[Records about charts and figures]
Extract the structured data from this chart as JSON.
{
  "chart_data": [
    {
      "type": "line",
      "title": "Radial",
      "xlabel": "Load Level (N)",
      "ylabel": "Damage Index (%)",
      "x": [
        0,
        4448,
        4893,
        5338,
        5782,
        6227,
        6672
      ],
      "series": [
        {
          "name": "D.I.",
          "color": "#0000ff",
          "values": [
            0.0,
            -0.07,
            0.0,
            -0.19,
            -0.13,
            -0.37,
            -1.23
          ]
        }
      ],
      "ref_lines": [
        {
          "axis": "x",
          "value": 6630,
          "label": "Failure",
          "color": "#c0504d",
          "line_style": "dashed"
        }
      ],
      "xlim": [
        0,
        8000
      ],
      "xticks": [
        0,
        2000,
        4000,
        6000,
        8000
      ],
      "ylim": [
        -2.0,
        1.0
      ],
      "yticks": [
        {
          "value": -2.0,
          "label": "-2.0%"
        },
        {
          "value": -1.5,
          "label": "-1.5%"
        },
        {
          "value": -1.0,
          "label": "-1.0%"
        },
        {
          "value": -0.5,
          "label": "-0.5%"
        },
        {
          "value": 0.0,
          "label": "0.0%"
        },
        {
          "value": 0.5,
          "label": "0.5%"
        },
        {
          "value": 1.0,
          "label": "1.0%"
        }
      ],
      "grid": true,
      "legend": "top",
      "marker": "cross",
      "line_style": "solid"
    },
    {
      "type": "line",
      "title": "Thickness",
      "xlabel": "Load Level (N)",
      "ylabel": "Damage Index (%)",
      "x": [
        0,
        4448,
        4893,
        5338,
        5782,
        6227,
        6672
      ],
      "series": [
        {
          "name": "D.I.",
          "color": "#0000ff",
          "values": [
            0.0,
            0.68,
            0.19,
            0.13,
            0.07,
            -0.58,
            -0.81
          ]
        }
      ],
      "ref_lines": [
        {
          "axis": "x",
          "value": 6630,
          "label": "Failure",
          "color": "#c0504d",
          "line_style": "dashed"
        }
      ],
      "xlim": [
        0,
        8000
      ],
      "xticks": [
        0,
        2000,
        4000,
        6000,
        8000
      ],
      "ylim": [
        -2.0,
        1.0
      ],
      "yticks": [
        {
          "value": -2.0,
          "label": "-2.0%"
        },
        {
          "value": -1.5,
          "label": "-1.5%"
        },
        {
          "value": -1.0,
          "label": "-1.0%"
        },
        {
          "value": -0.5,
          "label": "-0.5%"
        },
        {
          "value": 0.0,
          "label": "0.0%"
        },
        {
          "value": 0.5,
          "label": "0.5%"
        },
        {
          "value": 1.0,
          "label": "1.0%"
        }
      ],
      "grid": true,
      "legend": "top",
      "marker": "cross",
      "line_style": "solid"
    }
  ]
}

### Written problem:
Set down all of the records shown above once more, exactly.

### Answer to the exercise:
Extract the structured data from this chart as JSON.
{
  "chart_data": [
    {
      "type": "line",
      "title": "Radial",
      "xlabel": "Load Level (N)",
      "ylabel": "Damage Index (%)",
      "x": [
        0,
        4448,
        4893,
        5338,
        5782,
        6227,
        6672
      ],
      "series": [
        {
          "name": "D.I.",
          "color": "#0000ff",
          "values": [
            0.0,
            -0.07,
            0.0,
            -0.19,
            -0.13,
            -0.37,
            -1.23
          ]
        }
      ],
      "ref_lines": [
        {
          "axis": "x",
          "value": 6630,
          "label": "Failure",
          "color": "#c0504d",
          "line_style": "dashed"
        }
      ],
      "xlim": [
        0,
        8000
      ],
      "xticks": [
        0,
        2000,
        4000,
        6000,
        8000
      ],
      "ylim": [
        -2.0,
        1.0
      ],
      "yticks": [
        {
          "value": -2.0,
          "label": "-2.0%"
        },
        {
          "value": -1.5,
          "label": "-1.5%"
        },
        {
          "value": -1.0,
          "label": "-1.0%"
        },
        {
          "value": -0.5,
          "label": "-0.5%"
        },
        {
          "value": 0.0,
          "label": "0.0%"
        },
        {
          "value": 0.5,
          "label": "0.5%"
        },
        {
          "value": 1.0,
          "label": "1.0%"
        }
      ],
      "grid": true,
      "legend": "top",
      "marker": "cross",
      "line_style": "solid"
    },
    {
      "type": "line",
      "title": "Thickness",
      "xlabel": "Load Level (N)",
      "ylabel": "Damage Index (%)",
      "x": [
        0,
        4448,
        4893,
        5338,
        5782,
        6227,
        6672
      ],
      "series": [
        {
          "name": "D.I.",
          "color": "#0000ff",
          "values": [
            0.0,
            0.68,
            0.19,
            0.13,
            0.07,
            -0.58,
            -0.81
          ]
        }
      ],
      "ref_lines": [
        {
          "axis": "x",
          "value": 6630,
          "label": "Failure",
          "color": "#c0504d",
          "line_style": "dashed"
        }
      ],
      "xlim": [
        0,
        8000
      ],
      "xticks": [
        0,
        2000,
        4000,
        6000,
        8000
      ],
      "ylim": [
        -2.0,
        1.0
      ],
      "yticks": [
        {
          "value": -2.0,
          "label": "-2.0%"
        },
        {
          "value": -1.5,
          "label": "-1.5%"
        },
        {
          "value": -1.0,
          "label": "-1.0%"
        },
        {
          "value": -0.5,
          "label": "-0.5%"
        },
        {
          "value": 0.0,
          "label": "0.0%"
        },
        {
          "value": 0.5,
          "label": "0.5%"
        },
        {
          "value": 1.0,
          "label": "1.0%"
        }
      ],
      "grid": true,
      "legend": "top",
      "marker": "cross",
      "line_style": "solid"
    }
  ]
}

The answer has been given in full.